::: Materials provided :::

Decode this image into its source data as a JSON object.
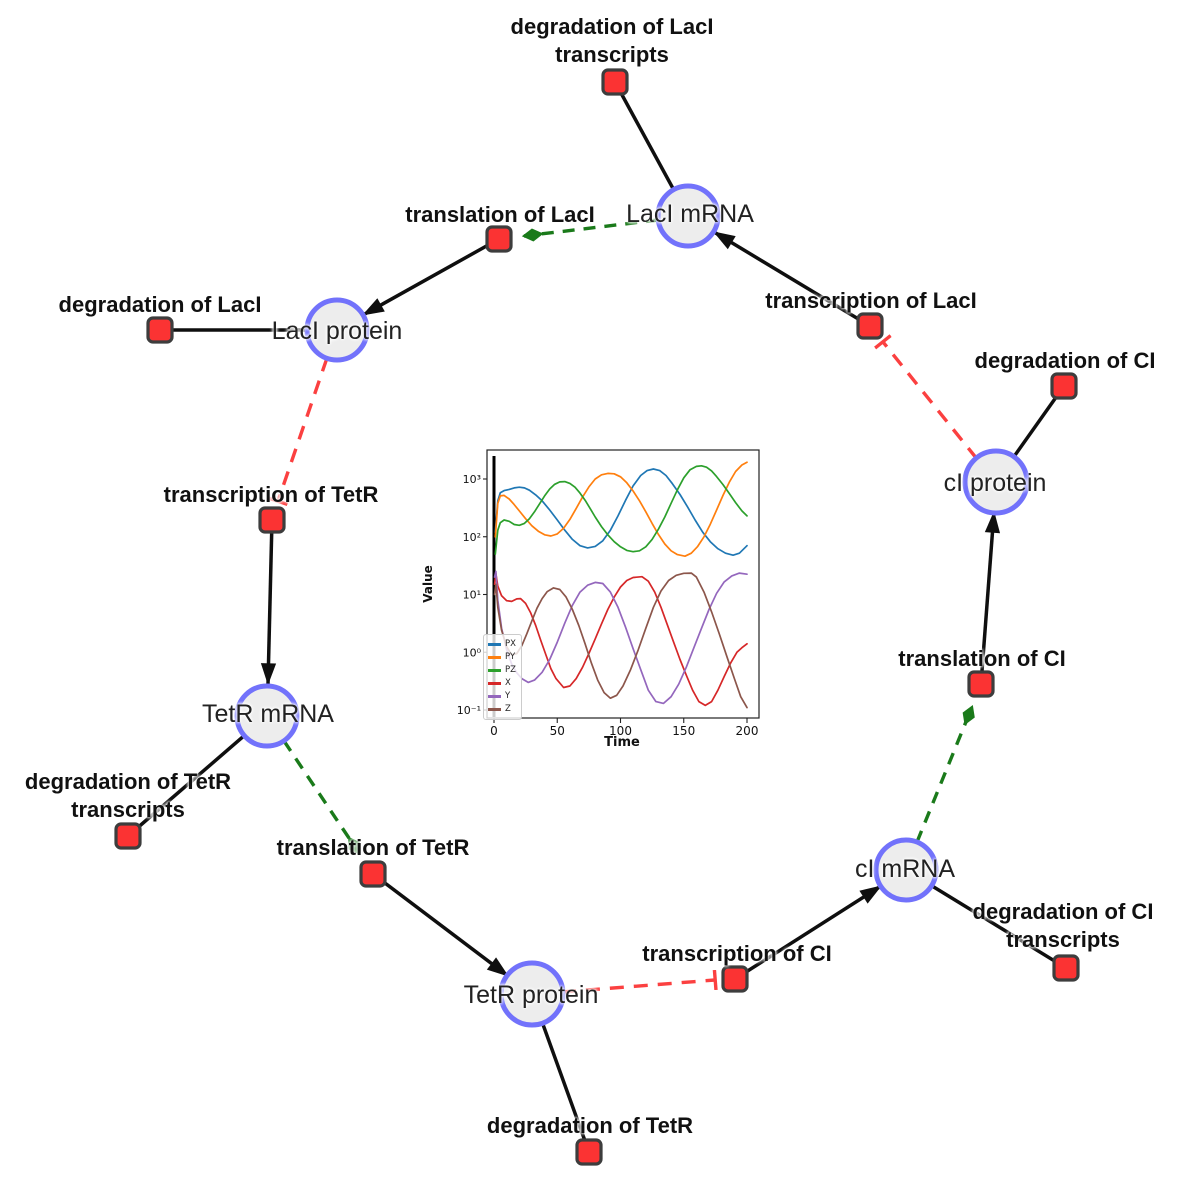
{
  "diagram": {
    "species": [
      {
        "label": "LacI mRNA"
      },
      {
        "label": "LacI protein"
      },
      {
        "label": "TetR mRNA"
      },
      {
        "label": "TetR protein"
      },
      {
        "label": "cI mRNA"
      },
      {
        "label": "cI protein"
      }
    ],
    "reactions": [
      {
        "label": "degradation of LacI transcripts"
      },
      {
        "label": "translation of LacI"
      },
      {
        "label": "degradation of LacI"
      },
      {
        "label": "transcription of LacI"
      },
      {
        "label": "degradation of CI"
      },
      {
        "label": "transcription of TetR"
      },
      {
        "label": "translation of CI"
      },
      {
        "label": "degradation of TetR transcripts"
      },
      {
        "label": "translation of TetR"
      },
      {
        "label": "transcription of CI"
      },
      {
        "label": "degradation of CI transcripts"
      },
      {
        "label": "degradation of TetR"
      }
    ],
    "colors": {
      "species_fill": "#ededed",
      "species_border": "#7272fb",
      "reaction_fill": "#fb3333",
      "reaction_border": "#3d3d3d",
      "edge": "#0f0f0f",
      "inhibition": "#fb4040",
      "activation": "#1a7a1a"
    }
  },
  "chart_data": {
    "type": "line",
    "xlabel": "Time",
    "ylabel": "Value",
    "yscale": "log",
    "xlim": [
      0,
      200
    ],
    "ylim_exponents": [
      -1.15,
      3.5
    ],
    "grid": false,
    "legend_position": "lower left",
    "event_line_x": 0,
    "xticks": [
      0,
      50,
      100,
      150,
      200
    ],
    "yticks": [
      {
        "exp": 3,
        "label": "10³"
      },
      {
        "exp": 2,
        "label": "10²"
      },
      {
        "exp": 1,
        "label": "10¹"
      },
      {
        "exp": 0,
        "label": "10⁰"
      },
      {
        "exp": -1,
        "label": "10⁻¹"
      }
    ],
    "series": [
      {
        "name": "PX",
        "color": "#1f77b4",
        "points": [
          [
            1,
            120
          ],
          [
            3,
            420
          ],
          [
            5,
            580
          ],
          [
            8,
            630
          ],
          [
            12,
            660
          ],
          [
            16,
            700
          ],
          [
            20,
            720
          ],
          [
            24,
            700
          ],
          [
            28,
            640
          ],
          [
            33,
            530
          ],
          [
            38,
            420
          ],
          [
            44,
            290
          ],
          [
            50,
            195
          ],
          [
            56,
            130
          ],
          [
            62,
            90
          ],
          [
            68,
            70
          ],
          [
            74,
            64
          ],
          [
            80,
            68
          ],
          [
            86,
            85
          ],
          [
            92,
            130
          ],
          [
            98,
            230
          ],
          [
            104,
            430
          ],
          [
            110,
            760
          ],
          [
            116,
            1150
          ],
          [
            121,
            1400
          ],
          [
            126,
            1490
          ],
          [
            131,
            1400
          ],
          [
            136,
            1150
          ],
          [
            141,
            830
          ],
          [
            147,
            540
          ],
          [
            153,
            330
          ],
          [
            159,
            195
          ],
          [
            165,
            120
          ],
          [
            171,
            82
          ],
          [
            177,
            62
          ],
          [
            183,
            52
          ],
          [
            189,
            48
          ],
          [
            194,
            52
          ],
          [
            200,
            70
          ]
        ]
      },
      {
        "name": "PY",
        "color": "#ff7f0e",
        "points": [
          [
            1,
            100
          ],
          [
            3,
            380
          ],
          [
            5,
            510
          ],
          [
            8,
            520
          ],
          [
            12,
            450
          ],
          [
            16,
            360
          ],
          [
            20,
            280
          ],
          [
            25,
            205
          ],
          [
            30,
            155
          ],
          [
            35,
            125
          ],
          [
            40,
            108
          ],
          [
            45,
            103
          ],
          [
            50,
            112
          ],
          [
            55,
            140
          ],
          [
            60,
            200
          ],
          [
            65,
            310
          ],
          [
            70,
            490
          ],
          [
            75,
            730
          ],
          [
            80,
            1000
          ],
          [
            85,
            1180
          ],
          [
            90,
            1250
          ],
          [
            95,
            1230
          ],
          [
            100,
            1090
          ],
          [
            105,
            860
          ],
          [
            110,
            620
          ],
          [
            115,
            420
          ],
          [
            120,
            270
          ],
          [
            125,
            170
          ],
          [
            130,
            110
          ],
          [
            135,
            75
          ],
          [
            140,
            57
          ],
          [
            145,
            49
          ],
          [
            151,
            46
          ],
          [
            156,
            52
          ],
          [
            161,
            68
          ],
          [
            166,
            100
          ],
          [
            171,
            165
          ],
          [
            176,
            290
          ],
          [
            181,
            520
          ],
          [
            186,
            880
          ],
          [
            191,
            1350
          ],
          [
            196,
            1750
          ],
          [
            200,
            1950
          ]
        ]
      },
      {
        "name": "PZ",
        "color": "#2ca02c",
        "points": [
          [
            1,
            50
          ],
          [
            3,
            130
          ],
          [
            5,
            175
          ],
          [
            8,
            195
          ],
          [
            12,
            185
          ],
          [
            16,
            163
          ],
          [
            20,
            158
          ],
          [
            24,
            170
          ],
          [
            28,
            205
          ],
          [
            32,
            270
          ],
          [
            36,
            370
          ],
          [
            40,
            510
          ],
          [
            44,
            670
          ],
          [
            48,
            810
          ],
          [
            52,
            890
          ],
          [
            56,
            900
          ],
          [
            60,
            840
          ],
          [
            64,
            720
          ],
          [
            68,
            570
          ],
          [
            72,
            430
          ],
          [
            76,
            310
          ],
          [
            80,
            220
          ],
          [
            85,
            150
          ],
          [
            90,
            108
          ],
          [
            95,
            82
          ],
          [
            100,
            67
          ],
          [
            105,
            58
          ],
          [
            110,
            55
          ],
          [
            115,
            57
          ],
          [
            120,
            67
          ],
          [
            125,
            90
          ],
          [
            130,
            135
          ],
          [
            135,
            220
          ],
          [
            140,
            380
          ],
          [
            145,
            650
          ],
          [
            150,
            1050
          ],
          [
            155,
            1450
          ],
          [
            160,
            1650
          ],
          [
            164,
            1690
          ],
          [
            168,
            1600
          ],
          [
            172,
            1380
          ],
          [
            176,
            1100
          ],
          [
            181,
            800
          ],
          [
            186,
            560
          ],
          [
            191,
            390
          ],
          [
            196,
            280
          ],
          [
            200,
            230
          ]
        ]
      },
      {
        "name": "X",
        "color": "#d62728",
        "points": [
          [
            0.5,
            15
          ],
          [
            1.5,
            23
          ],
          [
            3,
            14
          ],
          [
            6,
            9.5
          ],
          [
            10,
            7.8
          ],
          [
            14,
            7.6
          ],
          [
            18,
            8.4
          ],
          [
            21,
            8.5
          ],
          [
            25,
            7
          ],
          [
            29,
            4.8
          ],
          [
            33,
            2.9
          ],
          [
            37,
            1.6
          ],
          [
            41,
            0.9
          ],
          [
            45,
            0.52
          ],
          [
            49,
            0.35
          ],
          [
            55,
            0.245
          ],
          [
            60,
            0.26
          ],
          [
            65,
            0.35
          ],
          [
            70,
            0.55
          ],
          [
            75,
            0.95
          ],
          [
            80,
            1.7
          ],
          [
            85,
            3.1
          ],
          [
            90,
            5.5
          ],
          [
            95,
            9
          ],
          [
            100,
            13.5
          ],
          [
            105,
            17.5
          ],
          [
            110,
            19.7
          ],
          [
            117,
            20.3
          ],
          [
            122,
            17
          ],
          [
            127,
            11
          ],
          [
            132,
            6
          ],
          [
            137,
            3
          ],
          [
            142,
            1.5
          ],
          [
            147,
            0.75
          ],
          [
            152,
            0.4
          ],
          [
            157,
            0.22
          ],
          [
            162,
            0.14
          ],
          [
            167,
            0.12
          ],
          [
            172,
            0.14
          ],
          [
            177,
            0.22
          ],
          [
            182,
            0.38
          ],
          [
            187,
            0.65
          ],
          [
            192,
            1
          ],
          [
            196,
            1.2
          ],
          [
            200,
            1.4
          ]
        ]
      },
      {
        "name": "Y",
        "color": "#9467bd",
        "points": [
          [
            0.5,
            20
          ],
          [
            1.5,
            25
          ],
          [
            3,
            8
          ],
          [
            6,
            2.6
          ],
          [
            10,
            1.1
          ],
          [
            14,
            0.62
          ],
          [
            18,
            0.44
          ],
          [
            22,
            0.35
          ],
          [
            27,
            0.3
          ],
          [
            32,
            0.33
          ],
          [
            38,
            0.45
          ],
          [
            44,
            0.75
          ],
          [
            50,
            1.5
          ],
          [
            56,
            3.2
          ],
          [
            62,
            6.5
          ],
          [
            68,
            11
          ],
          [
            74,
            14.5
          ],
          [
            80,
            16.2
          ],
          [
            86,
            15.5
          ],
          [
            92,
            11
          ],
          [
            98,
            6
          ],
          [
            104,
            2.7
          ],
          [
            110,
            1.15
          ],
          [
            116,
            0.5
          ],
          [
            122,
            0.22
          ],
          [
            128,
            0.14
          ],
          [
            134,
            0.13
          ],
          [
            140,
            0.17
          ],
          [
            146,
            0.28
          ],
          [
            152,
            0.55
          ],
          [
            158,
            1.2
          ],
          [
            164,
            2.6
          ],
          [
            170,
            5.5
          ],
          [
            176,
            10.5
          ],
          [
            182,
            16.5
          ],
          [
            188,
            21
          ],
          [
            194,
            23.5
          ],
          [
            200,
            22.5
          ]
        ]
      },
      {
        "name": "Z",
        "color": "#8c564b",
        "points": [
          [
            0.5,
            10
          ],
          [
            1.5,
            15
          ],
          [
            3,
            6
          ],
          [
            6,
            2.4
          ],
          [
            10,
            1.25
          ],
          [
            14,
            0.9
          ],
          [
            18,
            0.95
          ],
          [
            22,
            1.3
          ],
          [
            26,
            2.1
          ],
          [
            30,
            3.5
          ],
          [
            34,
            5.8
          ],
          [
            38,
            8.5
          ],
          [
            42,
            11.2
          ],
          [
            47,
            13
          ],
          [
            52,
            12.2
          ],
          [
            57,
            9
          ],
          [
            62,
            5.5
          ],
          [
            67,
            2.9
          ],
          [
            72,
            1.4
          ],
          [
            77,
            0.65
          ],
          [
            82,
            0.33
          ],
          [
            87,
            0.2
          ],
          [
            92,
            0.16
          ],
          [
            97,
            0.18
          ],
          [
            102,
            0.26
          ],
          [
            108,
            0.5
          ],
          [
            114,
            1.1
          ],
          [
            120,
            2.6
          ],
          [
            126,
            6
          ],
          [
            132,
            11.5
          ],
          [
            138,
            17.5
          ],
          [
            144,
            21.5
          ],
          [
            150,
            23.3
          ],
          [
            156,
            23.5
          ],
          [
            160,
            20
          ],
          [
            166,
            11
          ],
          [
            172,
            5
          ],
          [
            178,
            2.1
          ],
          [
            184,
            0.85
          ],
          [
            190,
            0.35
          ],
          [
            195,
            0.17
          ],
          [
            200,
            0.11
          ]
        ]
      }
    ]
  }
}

:::
::: Materials provided :::

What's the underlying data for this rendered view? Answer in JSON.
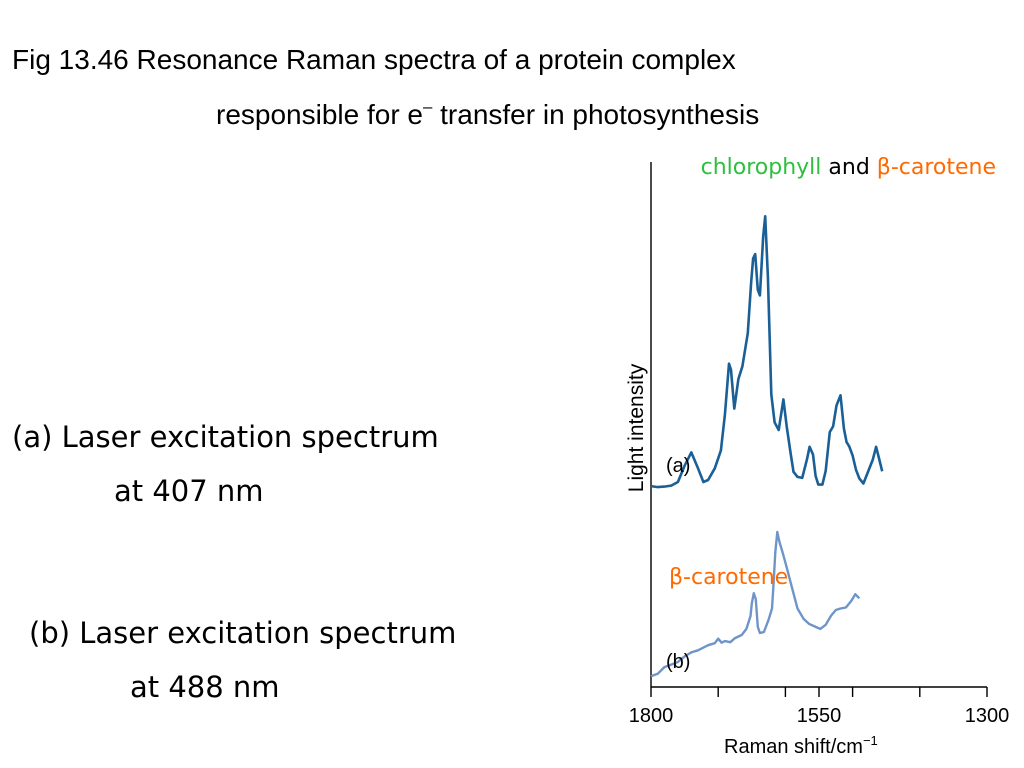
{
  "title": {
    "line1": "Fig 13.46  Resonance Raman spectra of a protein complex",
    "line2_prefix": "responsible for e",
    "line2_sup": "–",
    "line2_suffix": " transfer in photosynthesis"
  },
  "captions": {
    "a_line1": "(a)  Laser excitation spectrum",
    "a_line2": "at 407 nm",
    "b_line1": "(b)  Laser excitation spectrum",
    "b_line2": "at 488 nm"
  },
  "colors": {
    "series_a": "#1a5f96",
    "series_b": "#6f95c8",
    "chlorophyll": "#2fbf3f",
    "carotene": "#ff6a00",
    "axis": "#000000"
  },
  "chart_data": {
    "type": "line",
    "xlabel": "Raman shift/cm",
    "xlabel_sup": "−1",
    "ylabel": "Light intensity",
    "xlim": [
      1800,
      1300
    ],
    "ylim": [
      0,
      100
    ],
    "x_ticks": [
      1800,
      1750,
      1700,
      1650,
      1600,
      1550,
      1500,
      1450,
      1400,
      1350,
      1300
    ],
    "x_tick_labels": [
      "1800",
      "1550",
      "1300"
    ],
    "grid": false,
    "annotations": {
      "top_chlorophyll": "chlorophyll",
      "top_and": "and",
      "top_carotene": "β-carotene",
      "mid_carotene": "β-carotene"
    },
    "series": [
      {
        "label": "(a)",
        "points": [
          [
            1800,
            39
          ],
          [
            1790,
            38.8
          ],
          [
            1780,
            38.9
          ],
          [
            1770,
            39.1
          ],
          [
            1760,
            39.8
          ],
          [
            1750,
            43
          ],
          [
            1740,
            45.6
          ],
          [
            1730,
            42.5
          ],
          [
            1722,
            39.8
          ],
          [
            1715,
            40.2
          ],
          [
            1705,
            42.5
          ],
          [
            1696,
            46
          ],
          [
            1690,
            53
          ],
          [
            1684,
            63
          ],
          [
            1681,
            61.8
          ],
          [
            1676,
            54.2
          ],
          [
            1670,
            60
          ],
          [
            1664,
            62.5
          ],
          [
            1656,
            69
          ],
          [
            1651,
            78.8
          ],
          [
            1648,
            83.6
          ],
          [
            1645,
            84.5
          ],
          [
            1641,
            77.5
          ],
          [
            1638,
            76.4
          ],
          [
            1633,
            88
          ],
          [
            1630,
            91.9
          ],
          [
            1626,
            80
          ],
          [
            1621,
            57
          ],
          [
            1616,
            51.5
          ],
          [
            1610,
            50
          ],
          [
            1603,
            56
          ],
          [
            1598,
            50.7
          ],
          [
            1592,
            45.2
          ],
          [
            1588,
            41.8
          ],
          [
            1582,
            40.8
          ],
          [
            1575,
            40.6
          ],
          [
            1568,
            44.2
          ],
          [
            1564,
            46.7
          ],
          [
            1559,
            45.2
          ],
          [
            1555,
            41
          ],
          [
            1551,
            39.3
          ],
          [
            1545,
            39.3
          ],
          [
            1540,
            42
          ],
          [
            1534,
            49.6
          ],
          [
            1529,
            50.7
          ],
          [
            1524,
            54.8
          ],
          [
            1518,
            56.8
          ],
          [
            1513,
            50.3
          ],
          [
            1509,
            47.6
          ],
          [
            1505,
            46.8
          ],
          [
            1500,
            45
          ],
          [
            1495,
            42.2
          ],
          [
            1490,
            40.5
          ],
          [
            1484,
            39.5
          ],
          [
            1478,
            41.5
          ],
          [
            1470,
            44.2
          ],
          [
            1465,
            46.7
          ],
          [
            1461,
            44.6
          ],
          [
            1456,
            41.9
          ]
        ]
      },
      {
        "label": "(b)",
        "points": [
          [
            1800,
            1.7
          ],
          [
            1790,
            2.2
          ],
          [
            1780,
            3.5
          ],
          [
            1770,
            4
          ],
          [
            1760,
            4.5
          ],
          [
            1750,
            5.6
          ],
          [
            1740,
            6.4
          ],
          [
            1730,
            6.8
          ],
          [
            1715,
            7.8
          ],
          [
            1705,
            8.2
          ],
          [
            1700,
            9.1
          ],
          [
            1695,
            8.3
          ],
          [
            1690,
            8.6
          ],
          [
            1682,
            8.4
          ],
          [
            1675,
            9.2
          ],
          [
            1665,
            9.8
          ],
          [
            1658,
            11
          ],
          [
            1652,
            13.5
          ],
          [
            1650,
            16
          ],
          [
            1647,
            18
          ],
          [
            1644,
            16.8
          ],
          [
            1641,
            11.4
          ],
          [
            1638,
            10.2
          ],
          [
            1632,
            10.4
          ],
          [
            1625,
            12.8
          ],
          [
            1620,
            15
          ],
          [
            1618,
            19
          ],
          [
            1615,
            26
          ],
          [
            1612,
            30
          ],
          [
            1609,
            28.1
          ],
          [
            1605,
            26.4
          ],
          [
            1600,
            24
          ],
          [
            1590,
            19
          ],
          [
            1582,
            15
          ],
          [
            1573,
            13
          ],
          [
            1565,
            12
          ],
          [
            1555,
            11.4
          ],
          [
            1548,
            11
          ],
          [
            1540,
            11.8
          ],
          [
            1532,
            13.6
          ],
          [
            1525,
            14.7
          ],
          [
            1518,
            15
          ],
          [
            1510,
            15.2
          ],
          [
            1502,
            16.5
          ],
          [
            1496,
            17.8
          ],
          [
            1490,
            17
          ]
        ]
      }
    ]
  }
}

:::
::: Materials provided :::

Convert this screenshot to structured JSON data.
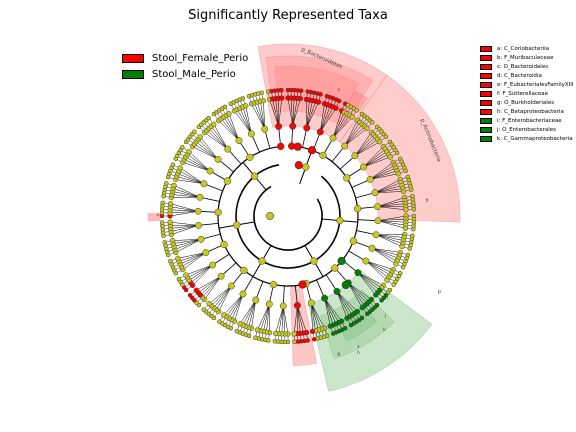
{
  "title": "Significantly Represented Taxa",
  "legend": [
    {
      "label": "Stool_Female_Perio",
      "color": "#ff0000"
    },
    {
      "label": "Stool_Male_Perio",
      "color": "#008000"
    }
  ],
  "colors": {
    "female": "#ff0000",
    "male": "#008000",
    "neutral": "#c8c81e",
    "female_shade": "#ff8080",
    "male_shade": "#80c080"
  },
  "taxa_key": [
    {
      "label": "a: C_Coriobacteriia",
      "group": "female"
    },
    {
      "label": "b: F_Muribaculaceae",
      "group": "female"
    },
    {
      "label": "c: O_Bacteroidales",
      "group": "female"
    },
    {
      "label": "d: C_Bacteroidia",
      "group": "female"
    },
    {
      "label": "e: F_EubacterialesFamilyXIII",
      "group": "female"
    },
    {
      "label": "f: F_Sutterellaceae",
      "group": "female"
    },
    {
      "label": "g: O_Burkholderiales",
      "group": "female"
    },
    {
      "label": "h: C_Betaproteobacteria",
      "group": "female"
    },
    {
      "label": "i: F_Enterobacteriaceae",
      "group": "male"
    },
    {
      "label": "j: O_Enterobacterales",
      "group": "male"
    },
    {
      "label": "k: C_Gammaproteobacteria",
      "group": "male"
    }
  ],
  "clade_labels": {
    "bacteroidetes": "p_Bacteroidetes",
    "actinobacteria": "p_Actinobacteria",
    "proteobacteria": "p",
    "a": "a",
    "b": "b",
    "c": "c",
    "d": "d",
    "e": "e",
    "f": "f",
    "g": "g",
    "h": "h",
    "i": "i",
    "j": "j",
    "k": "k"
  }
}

:::

## [Exercise]
Give only the count of lines in the data that include the string "mRNA".

## [Solution to this task]
3